# start of MATERIAL SHOWN
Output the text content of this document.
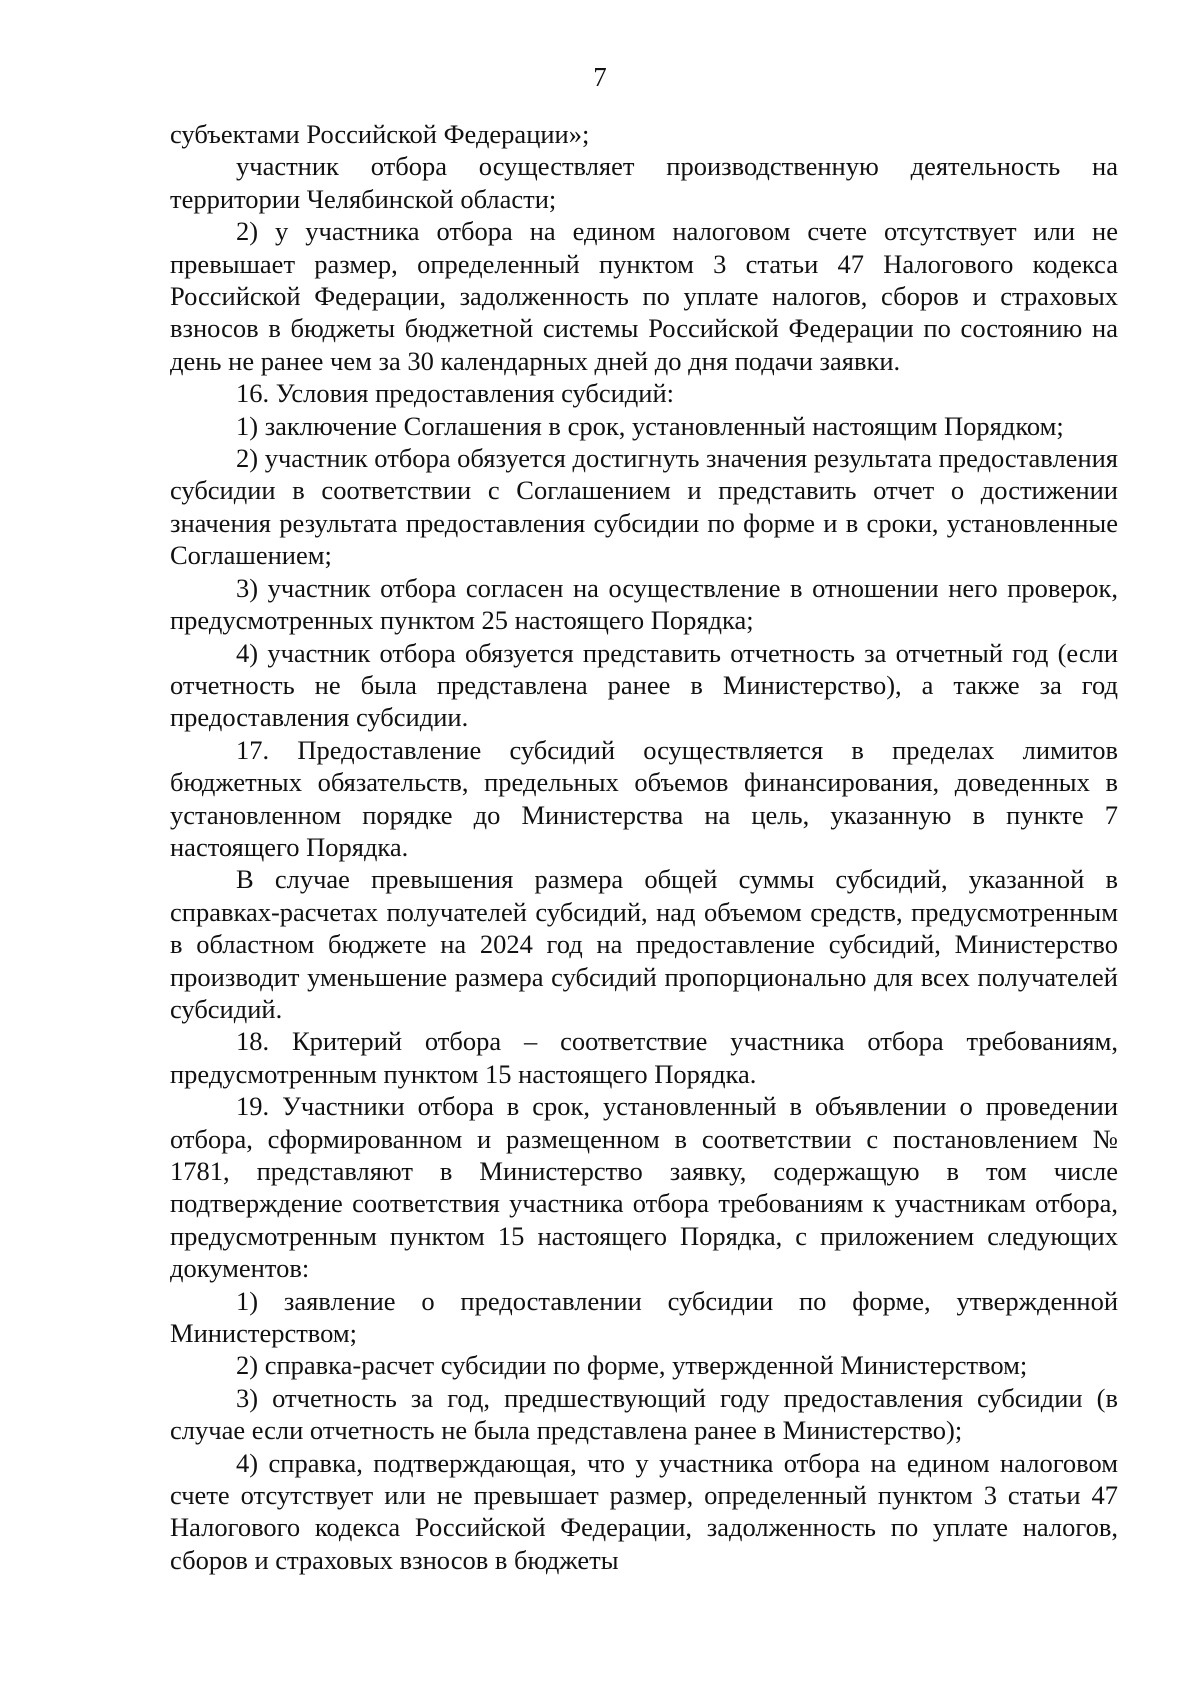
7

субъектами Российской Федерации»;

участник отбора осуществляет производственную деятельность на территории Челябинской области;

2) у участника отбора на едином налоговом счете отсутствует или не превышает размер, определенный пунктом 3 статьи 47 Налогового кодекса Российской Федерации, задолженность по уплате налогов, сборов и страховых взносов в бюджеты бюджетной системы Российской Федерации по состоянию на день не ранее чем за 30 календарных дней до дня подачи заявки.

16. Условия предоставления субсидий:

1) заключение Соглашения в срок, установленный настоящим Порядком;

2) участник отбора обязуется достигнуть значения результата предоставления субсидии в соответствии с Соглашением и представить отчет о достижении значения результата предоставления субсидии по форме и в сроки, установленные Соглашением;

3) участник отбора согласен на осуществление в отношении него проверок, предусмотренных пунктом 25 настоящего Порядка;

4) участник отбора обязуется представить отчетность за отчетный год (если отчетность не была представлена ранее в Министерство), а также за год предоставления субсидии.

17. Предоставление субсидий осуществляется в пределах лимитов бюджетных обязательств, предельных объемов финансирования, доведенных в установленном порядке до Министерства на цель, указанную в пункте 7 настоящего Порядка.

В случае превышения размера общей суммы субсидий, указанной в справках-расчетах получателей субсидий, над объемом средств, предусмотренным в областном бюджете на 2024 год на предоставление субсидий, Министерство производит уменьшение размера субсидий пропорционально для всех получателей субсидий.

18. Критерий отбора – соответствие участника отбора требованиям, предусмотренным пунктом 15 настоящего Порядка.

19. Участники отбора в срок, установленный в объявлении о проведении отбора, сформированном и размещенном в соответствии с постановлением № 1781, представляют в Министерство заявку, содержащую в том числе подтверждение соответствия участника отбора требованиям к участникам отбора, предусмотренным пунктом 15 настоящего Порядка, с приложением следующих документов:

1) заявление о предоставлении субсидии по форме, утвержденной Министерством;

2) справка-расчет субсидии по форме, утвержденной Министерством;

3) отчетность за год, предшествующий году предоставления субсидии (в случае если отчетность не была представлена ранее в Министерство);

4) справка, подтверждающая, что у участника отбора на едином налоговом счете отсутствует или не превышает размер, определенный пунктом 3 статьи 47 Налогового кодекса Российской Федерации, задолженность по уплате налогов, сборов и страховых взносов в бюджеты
# end of MATERIAL SHOWN
# start of MATERIAL SHOWN
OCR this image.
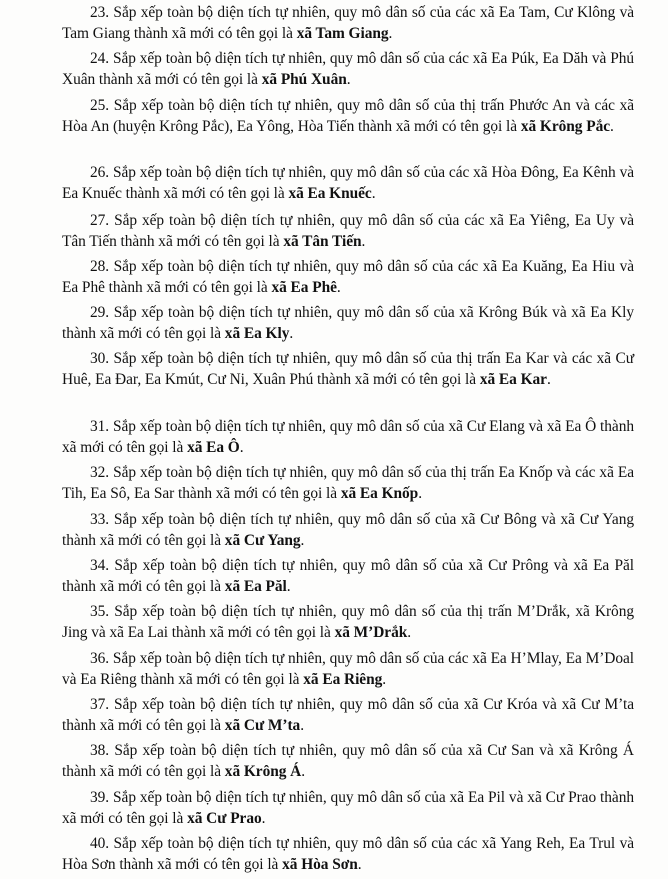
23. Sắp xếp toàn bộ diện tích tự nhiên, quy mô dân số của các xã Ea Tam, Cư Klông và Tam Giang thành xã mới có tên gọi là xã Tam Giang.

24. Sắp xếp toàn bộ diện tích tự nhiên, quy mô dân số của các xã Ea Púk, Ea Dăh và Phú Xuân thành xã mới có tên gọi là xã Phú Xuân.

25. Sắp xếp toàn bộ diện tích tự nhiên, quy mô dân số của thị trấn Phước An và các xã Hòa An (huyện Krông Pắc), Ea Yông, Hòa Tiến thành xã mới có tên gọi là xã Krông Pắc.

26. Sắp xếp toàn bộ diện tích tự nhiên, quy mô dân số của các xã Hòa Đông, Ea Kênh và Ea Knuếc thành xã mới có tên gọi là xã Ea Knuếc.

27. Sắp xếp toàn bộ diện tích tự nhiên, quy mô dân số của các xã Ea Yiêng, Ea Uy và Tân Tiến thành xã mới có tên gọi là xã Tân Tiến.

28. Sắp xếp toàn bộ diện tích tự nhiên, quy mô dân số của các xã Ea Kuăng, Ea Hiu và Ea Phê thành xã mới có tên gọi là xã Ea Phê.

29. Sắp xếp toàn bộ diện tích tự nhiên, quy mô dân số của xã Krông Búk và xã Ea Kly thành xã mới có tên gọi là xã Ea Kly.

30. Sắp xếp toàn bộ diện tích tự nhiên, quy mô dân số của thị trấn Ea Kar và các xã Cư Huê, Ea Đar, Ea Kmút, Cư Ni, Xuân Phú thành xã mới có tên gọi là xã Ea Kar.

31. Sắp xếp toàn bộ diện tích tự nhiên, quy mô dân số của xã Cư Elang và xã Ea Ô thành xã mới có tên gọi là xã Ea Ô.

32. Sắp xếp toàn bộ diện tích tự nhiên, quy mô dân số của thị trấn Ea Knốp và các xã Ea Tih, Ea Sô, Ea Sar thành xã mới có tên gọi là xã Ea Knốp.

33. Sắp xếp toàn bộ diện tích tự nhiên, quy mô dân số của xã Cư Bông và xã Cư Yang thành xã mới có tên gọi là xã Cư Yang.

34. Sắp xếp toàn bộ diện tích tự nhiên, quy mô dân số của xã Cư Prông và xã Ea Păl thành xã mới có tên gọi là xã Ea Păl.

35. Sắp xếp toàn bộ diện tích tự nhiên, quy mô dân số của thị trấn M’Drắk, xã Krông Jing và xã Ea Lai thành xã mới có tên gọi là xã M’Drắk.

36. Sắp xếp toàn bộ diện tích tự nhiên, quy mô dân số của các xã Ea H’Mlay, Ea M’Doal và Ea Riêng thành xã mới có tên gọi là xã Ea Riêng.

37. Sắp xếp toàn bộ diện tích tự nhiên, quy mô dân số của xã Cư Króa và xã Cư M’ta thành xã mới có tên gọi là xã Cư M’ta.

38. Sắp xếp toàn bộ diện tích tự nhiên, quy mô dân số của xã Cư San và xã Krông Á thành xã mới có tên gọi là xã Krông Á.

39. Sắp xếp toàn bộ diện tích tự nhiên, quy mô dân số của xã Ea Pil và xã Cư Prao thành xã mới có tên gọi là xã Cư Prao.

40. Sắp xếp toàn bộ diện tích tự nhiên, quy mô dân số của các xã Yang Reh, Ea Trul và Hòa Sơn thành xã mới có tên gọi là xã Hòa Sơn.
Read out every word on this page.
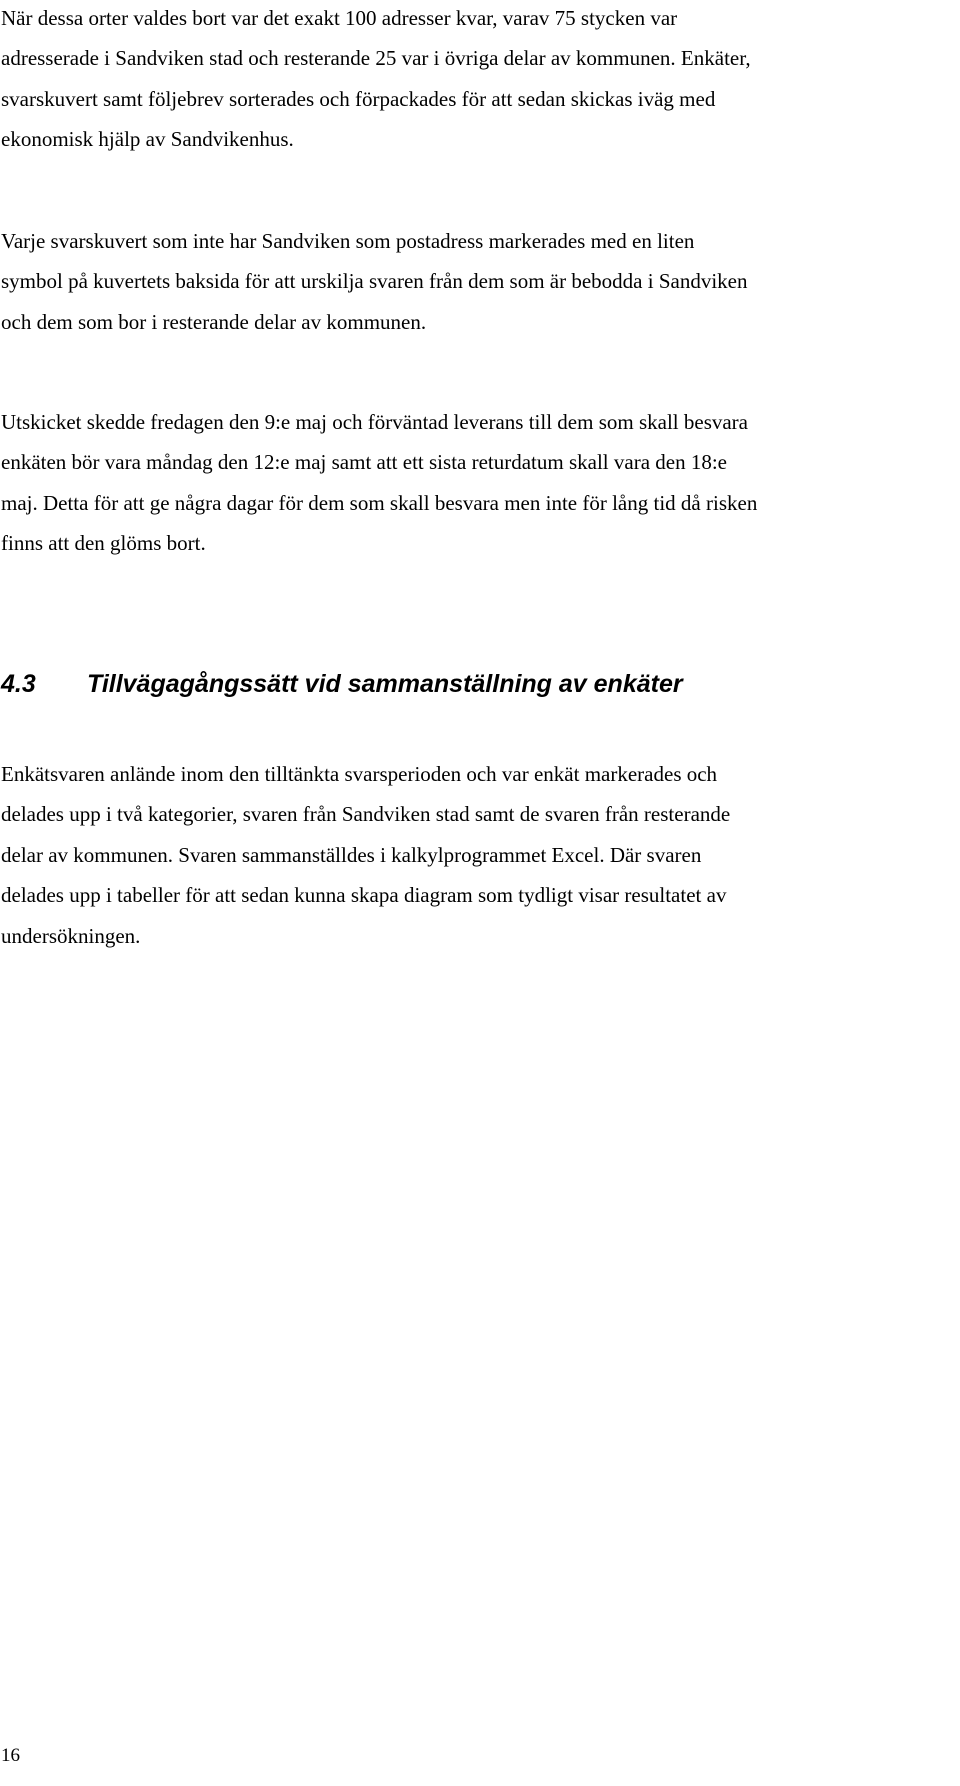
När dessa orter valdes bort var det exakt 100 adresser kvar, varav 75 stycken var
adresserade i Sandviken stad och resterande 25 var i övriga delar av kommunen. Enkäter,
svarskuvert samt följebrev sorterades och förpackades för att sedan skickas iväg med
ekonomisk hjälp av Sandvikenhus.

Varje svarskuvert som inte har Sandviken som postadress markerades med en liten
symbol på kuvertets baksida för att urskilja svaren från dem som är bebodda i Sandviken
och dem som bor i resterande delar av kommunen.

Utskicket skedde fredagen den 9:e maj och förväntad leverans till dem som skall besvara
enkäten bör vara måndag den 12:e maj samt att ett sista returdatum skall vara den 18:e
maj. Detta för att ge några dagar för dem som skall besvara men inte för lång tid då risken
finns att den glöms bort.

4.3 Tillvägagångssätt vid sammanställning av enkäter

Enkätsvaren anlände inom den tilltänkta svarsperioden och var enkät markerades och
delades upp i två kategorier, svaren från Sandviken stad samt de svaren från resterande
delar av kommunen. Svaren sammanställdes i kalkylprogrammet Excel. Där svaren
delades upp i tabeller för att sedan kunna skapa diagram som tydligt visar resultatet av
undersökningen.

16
# end of MATERIAL SHOWN
# start of MATERIAL SHOWN
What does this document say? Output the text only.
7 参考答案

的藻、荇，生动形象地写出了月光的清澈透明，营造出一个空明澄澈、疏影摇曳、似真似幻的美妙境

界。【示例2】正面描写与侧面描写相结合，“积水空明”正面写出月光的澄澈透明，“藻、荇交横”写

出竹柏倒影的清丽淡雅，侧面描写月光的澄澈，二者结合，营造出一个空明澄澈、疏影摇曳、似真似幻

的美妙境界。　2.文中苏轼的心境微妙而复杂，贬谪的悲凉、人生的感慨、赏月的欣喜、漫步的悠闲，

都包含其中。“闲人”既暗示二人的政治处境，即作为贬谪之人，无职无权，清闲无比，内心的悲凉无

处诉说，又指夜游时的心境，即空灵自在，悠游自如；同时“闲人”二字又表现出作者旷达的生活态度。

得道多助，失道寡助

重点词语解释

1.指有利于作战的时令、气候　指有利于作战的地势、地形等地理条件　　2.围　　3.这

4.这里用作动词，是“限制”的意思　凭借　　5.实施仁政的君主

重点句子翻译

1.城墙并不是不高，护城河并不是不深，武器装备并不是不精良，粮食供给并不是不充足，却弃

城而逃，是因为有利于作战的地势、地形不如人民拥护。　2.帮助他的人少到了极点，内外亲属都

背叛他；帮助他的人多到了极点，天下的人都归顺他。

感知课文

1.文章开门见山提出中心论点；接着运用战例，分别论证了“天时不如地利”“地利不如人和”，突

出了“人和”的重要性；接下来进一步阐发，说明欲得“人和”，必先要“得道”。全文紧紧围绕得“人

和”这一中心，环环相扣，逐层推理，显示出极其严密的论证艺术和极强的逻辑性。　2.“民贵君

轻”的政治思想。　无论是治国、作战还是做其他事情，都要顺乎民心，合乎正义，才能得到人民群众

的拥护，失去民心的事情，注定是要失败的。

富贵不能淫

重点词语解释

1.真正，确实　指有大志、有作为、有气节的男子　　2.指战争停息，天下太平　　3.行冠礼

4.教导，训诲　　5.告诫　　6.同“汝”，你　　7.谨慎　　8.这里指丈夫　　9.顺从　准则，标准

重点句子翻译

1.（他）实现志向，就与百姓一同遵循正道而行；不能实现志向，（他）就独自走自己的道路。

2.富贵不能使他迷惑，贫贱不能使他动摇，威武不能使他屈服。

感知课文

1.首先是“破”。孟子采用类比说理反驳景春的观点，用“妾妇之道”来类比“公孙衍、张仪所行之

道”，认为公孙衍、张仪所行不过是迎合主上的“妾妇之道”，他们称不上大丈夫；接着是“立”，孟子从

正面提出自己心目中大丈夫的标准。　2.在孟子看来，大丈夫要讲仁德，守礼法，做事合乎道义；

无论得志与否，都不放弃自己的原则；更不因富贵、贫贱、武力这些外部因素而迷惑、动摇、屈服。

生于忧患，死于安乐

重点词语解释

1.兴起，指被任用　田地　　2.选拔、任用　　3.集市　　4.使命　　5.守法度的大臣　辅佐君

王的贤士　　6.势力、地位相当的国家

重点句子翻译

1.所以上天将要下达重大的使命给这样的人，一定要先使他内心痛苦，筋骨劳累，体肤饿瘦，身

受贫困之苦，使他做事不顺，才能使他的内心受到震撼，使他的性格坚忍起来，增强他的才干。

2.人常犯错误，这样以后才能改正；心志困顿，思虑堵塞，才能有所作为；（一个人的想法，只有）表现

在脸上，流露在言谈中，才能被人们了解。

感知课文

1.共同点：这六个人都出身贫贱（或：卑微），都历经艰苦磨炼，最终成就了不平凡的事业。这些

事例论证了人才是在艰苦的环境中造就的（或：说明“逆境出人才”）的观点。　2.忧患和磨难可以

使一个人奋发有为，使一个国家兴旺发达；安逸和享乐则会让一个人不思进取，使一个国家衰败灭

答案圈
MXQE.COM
# end of MATERIAL SHOWN
INSTRUCTIONS TO FOLLOW: For the listing above, give the number of lines in which the string "resterande" occurs, and nothing else.

OUTPUT OF THE TASK: 3